Start of Materials provided
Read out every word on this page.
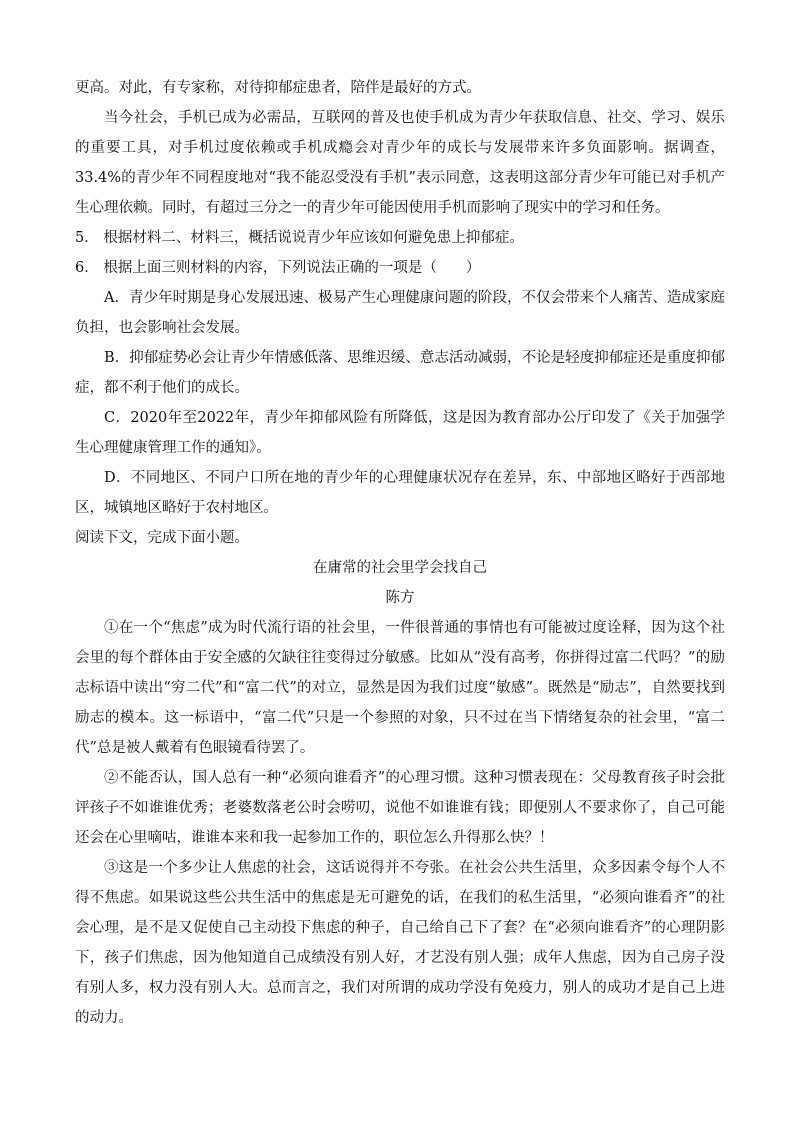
更高。对此，有专家称，对待抑郁症患者，陪伴是最好的方式。

当今社会，手机已成为必需品，互联网的普及也使手机成为青少年获取信息、社交、学习、娱乐的重要工具，对手机过度依赖或手机成瘾会对青少年的成长与发展带来许多负面影响。据调查，33.4%的青少年不同程度地对“我不能忍受没有手机”表示同意，这表明这部分青少年可能已对手机产生心理依赖。同时，有超过三分之一的青少年可能因使用手机而影响了现实中的学习和任务。

5． 根据材料二、材料三，概括说说青少年应该如何避免患上抑郁症。

6． 根据上面三则材料的内容，下列说法正确的一项是（　　）

A．青少年时期是身心发展迅速、极易产生心理健康问题的阶段，不仅会带来个人痛苦、造成家庭负担，也会影响社会发展。

B．抑郁症势必会让青少年情感低落、思维迟缓、意志活动减弱，不论是轻度抑郁症还是重度抑郁症，都不利于他们的成长。

C．2020年至2022年，青少年抑郁风险有所降低，这是因为教育部办公厅印发了《关于加强学生心理健康管理工作的通知》。

D．不同地区、不同户口所在地的青少年的心理健康状况存在差异，东、中部地区略好于西部地区，城镇地区略好于农村地区。

阅读下文，完成下面小题。

在庸常的社会里学会找自己

陈方

①在一个“焦虑”成为时代流行语的社会里，一件很普通的事情也有可能被过度诠释，因为这个社会里的每个群体由于安全感的欠缺往往变得过分敏感。比如从“没有高考，你拼得过富二代吗？”的励志标语中读出“穷二代”和“富二代”的对立，显然是因为我们过度“敏感”。既然是“励志”，自然要找到励志的模本。这一标语中，“富二代”只是一个参照的对象，只不过在当下情绪复杂的社会里，“富二代”总是被人戴着有色眼镜看待罢了。

②不能否认，国人总有一种“必须向谁看齐”的心理习惯。这种习惯表现在：父母教育孩子时会批评孩子不如谁谁优秀；老婆数落老公时会唠叨，说他不如谁谁有钱；即便别人不要求你了，自己可能还会在心里嘀咕，谁谁本来和我一起参加工作的，职位怎么升得那么快？！

③这是一个多少让人焦虑的社会，这话说得并不夸张。在社会公共生活里，众多因素令每个人不得不焦虑。如果说这些公共生活中的焦虑是无可避免的话，在我们的私生活里，“必须向谁看齐”的社会心理，是不是又促使自己主动投下焦虑的种子，自己给自己下了套？在“必须向谁看齐”的心理阴影下，孩子们焦虑，因为他知道自己成绩没有别人好，才艺没有别人强；成年人焦虑，因为自己房子没有别人多，权力没有别人大。总而言之，我们对所谓的成功学没有免疫力，别人的成功才是自己上进的动力。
End of Materials provided
Print each record exactly as it stands, leaving the images out.

Solved problem:
Read out every word on this page.
更高。对此，有专家称，对待抑郁症患者，陪伴是最好的方式。

当今社会，手机已成为必需品，互联网的普及也使手机成为青少年获取信息、社交、学习、娱乐的重要工具，对手机过度依赖或手机成瘾会对青少年的成长与发展带来许多负面影响。据调查，33.4%的青少年不同程度地对“我不能忍受没有手机”表示同意，这表明这部分青少年可能已对手机产生心理依赖。同时，有超过三分之一的青少年可能因使用手机而影响了现实中的学习和任务。

5． 根据材料二、材料三，概括说说青少年应该如何避免患上抑郁症。

6． 根据上面三则材料的内容，下列说法正确的一项是（　　）

A．青少年时期是身心发展迅速、极易产生心理健康问题的阶段，不仅会带来个人痛苦、造成家庭负担，也会影响社会发展。

B．抑郁症势必会让青少年情感低落、思维迟缓、意志活动减弱，不论是轻度抑郁症还是重度抑郁症，都不利于他们的成长。

C．2020年至2022年，青少年抑郁风险有所降低，这是因为教育部办公厅印发了《关于加强学生心理健康管理工作的通知》。

D．不同地区、不同户口所在地的青少年的心理健康状况存在差异，东、中部地区略好于西部地区，城镇地区略好于农村地区。

阅读下文，完成下面小题。

在庸常的社会里学会找自己

陈方

①在一个“焦虑”成为时代流行语的社会里，一件很普通的事情也有可能被过度诠释，因为这个社会里的每个群体由于安全感的欠缺往往变得过分敏感。比如从“没有高考，你拼得过富二代吗？”的励志标语中读出“穷二代”和“富二代”的对立，显然是因为我们过度“敏感”。既然是“励志”，自然要找到励志的模本。这一标语中，“富二代”只是一个参照的对象，只不过在当下情绪复杂的社会里，“富二代”总是被人戴着有色眼镜看待罢了。

②不能否认，国人总有一种“必须向谁看齐”的心理习惯。这种习惯表现在：父母教育孩子时会批评孩子不如谁谁优秀；老婆数落老公时会唠叨，说他不如谁谁有钱；即便别人不要求你了，自己可能还会在心里嘀咕，谁谁本来和我一起参加工作的，职位怎么升得那么快？！

③这是一个多少让人焦虑的社会，这话说得并不夸张。在社会公共生活里，众多因素令每个人不得不焦虑。如果说这些公共生活中的焦虑是无可避免的话，在我们的私生活里，“必须向谁看齐”的社会心理，是不是又促使自己主动投下焦虑的种子，自己给自己下了套？在“必须向谁看齐”的心理阴影下，孩子们焦虑，因为他知道自己成绩没有别人好，才艺没有别人强；成年人焦虑，因为自己房子没有别人多，权力没有别人大。总而言之，我们对所谓的成功学没有免疫力，别人的成功才是自己上进的动力。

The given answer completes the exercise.